'''
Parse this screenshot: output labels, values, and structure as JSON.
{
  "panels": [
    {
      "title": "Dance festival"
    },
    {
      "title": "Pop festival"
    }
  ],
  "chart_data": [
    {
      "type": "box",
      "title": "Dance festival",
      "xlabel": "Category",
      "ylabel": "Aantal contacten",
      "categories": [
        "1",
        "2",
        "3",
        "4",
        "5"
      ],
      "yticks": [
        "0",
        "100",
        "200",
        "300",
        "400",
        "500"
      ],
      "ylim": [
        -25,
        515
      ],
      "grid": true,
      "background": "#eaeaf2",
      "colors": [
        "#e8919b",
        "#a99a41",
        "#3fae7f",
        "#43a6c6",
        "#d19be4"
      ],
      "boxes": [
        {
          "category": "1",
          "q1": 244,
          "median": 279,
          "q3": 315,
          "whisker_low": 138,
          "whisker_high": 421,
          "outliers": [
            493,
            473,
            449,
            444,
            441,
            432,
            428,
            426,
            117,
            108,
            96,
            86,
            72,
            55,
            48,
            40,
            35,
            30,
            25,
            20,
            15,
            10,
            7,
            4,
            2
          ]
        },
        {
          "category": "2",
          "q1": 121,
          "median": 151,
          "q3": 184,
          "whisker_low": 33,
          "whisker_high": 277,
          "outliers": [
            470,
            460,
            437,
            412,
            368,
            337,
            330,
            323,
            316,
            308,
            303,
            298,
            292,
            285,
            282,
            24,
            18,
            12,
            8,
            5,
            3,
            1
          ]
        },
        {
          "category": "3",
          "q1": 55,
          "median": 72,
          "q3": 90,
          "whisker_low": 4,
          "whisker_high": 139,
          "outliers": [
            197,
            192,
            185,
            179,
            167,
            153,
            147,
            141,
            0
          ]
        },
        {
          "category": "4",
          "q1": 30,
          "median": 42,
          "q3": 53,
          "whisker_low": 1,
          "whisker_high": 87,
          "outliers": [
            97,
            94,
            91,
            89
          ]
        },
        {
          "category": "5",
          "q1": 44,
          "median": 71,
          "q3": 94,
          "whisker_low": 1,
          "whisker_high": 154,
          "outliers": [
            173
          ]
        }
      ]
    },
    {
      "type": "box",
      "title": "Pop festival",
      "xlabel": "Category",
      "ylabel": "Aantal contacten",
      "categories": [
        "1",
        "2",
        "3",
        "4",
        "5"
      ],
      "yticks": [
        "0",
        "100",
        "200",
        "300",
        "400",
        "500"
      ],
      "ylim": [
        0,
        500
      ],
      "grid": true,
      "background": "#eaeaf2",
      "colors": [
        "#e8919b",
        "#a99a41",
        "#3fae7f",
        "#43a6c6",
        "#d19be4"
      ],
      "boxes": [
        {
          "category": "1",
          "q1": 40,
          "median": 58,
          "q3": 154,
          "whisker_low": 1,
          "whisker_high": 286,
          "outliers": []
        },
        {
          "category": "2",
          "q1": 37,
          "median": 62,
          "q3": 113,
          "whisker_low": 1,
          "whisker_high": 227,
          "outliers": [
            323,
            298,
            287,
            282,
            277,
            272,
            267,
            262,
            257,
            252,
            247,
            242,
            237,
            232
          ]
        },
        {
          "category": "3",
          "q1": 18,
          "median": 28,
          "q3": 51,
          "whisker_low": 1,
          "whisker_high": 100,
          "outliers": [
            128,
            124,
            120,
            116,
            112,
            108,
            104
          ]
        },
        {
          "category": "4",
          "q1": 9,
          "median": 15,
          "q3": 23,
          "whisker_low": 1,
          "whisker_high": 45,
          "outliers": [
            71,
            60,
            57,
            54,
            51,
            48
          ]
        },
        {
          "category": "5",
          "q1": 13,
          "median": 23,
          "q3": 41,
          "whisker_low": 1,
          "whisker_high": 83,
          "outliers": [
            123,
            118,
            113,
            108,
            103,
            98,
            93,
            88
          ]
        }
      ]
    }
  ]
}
'''
Repeat the entries shown above, every one, word for word.

Parse this screenshot: output labels, values, and structure as JSON.
{
  "panels": [
    {
      "title": "Dance festival"
    },
    {
      "title": "Pop festival"
    }
  ],
  "chart_data": [
    {
      "type": "box",
      "title": "Dance festival",
      "xlabel": "Category",
      "ylabel": "Aantal contacten",
      "categories": [
        "1",
        "2",
        "3",
        "4",
        "5"
      ],
      "yticks": [
        "0",
        "100",
        "200",
        "300",
        "400",
        "500"
      ],
      "ylim": [
        -25,
        515
      ],
      "grid": true,
      "background": "#eaeaf2",
      "colors": [
        "#e8919b",
        "#a99a41",
        "#3fae7f",
        "#43a6c6",
        "#d19be4"
      ],
      "boxes": [
        {
          "category": "1",
          "q1": 244,
          "median": 279,
          "q3": 315,
          "whisker_low": 138,
          "whisker_high": 421,
          "outliers": [
            493,
            473,
            449,
            444,
            441,
            432,
            428,
            426,
            117,
            108,
            96,
            86,
            72,
            55,
            48,
            40,
            35,
            30,
            25,
            20,
            15,
            10,
            7,
            4,
            2
          ]
        },
        {
          "category": "2",
          "q1": 121,
          "median": 151,
          "q3": 184,
          "whisker_low": 33,
          "whisker_high": 277,
          "outliers": [
            470,
            460,
            437,
            412,
            368,
            337,
            330,
            323,
            316,
            308,
            303,
            298,
            292,
            285,
            282,
            24,
            18,
            12,
            8,
            5,
            3,
            1
          ]
        },
        {
          "category": "3",
          "q1": 55,
          "median": 72,
          "q3": 90,
          "whisker_low": 4,
          "whisker_high": 139,
          "outliers": [
            197,
            192,
            185,
            179,
            167,
            153,
            147,
            141,
            0
          ]
        },
        {
          "category": "4",
          "q1": 30,
          "median": 42,
          "q3": 53,
          "whisker_low": 1,
          "whisker_high": 87,
          "outliers": [
            97,
            94,
            91,
            89
          ]
        },
        {
          "category": "5",
          "q1": 44,
          "median": 71,
          "q3": 94,
          "whisker_low": 1,
          "whisker_high": 154,
          "outliers": [
            173
          ]
        }
      ]
    },
    {
      "type": "box",
      "title": "Pop festival",
      "xlabel": "Category",
      "ylabel": "Aantal contacten",
      "categories": [
        "1",
        "2",
        "3",
        "4",
        "5"
      ],
      "yticks": [
        "0",
        "100",
        "200",
        "300",
        "400",
        "500"
      ],
      "ylim": [
        0,
        500
      ],
      "grid": true,
      "background": "#eaeaf2",
      "colors": [
        "#e8919b",
        "#a99a41",
        "#3fae7f",
        "#43a6c6",
        "#d19be4"
      ],
      "boxes": [
        {
          "category": "1",
          "q1": 40,
          "median": 58,
          "q3": 154,
          "whisker_low": 1,
          "whisker_high": 286,
          "outliers": []
        },
        {
          "category": "2",
          "q1": 37,
          "median": 62,
          "q3": 113,
          "whisker_low": 1,
          "whisker_high": 227,
          "outliers": [
            323,
            298,
            287,
            282,
            277,
            272,
            267,
            262,
            257,
            252,
            247,
            242,
            237,
            232
          ]
        },
        {
          "category": "3",
          "q1": 18,
          "median": 28,
          "q3": 51,
          "whisker_low": 1,
          "whisker_high": 100,
          "outliers": [
            128,
            124,
            120,
            116,
            112,
            108,
            104
          ]
        },
        {
          "category": "4",
          "q1": 9,
          "median": 15,
          "q3": 23,
          "whisker_low": 1,
          "whisker_high": 45,
          "outliers": [
            71,
            60,
            57,
            54,
            51,
            48
          ]
        },
        {
          "category": "5",
          "q1": 13,
          "median": 23,
          "q3": 41,
          "whisker_low": 1,
          "whisker_high": 83,
          "outliers": [
            123,
            118,
            113,
            108,
            103,
            98,
            93,
            88
          ]
        }
      ]
    }
  ]
}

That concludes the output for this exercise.